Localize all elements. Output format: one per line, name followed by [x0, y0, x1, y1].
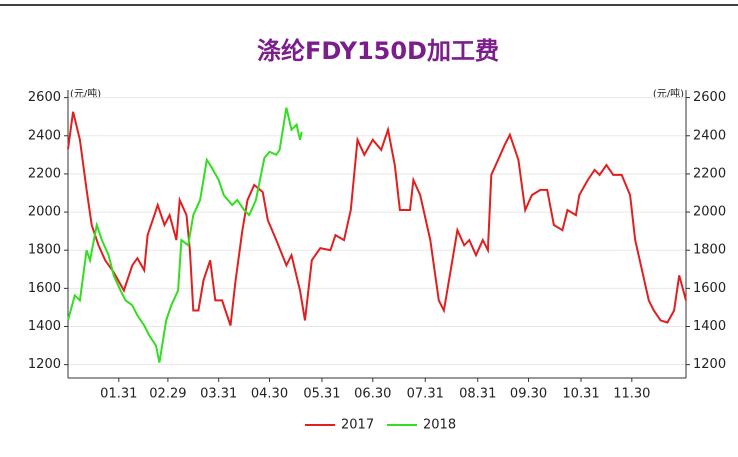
- y2-tick-label: 2400: [693, 128, 726, 143]
- y-tick-label: 2000: [28, 205, 61, 220]
- series-line: [67, 111, 687, 326]
- y2-tick-label: 1800: [693, 243, 726, 258]
- y-tick-label: 2200: [28, 166, 61, 181]
- y2-tick-label: 2200: [693, 166, 726, 181]
- y-unit-right: (元/吨): [653, 87, 684, 100]
- y-tick-label: 2600: [28, 90, 61, 105]
- x-tick-label: 08.31: [459, 387, 496, 402]
- x-tick-label: 05.31: [303, 387, 340, 402]
- x-tick-label: 07.31: [407, 387, 444, 402]
- x-tick-label: 09.30: [510, 387, 547, 402]
- y2-tick-label: 2600: [693, 90, 726, 105]
- y-tick-label: 1200: [28, 357, 61, 372]
- y2-tick-label: 1200: [693, 357, 726, 372]
- series-line: [67, 107, 303, 363]
- y-tick-label: 1400: [28, 319, 61, 334]
- x-tick-label: 06.30: [354, 387, 391, 402]
- x-tick-label: 10.31: [562, 387, 599, 402]
- x-tick-label: 11.30: [613, 387, 650, 402]
- x-tick-label: 04.30: [251, 387, 288, 402]
- y2-tick-label: 1400: [693, 319, 726, 334]
- x-tick-label: 01.31: [100, 387, 137, 402]
- y-tick-label: 1800: [28, 243, 61, 258]
- y2-tick-label: 2000: [693, 205, 726, 220]
- y-unit-left: (元/吨): [70, 87, 101, 100]
- x-tick-label: 02.29: [149, 387, 186, 402]
- chart-title: 涤纶FDY150D加工费: [257, 37, 499, 65]
- legend-label: 2017: [341, 418, 374, 433]
- legend-label: 2018: [423, 418, 456, 433]
- x-tick-label: 03.31: [200, 387, 237, 402]
- y-tick-label: 1600: [28, 281, 61, 296]
- y-tick-label: 2400: [28, 128, 61, 143]
- y2-tick-label: 1600: [693, 281, 726, 296]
________________
#### [TASK INSTRUCTIONS]
Render every line of the records above as a Markdown table with the columns "Row" and "Line", numbering the rows and skipping blank lines. Omit the pictures.

#### [COMPLETE RESPONSE]
| Row | Line |
|---|---|
| 1 | Localize all elements. Output format: one per line, name followed by [x0, y0, x1, y1]. |
| 2 | - y2-tick-label: 2400: [693, 128, 726, 143] |
| 3 | - y-tick-label: 2000: [28, 205, 61, 220] |
| 4 | - series-line: [67, 111, 687, 326] |
| 5 | - y2-tick-label: 1800: [693, 243, 726, 258] |
| 6 | - y-tick-label: 2200: [28, 166, 61, 181] |
| 7 | - y2-tick-label: 2200: [693, 166, 726, 181] |
| 8 | - y-unit-right: (元/吨): [653, 87, 684, 100] |
| 9 | - y-tick-label: 2600: [28, 90, 61, 105] |
| 10 | - x-tick-label: 08.31: [459, 387, 496, 402] |
| 11 | - x-tick-label: 05.31: [303, 387, 340, 402] |
| 12 | - x-tick-label: 07.31: [407, 387, 444, 402] |
| 13 | - x-tick-label: 09.30: [510, 387, 547, 402] |
| 14 | - y2-tick-label: 2600: [693, 90, 726, 105] |
| 15 | - y-tick-label: 1200: [28, 357, 61, 372] |
| 16 | - y2-tick-label: 1200: [693, 357, 726, 372] |
| 17 | - series-line: [67, 107, 303, 363] |
| 18 | - y-tick-label: 1400: [28, 319, 61, 334] |
| 19 | - x-tick-label: 06.30: [354, 387, 391, 402] |
| 20 | - x-tick-label: 10.31: [562, 387, 599, 402] |
| 21 | - x-tick-label: 11.30: [613, 387, 650, 402] |
| 22 | - x-tick-label: 04.30: [251, 387, 288, 402] |
| 23 | - y2-tick-label: 1400: [693, 319, 726, 334] |
| 24 | - x-tick-label: 01.31: [100, 387, 137, 402] |
| 25 | - y-tick-label: 1800: [28, 243, 61, 258] |
| 26 | - y2-tick-label: 2000: [693, 205, 726, 220] |
| 27 | - y-unit-left: (元/吨): [70, 87, 101, 100] |
| 28 | - x-tick-label: 02.29: [149, 387, 186, 402] |
| 29 | - chart-title: 涤纶FDY150D加工费: [257, 37, 499, 65] |
| 30 | - legend-label: 2017: [341, 418, 374, 433] |
| 31 | - legend-label: 2018: [423, 418, 456, 433] |
| 32 | - x-tick-label: 03.31: [200, 387, 237, 402] |
| 33 | - y-tick-label: 1600: [28, 281, 61, 296] |
| 34 | - y-tick-label: 2400: [28, 128, 61, 143] |
| 35 | - y2-tick-label: 1600: [693, 281, 726, 296] |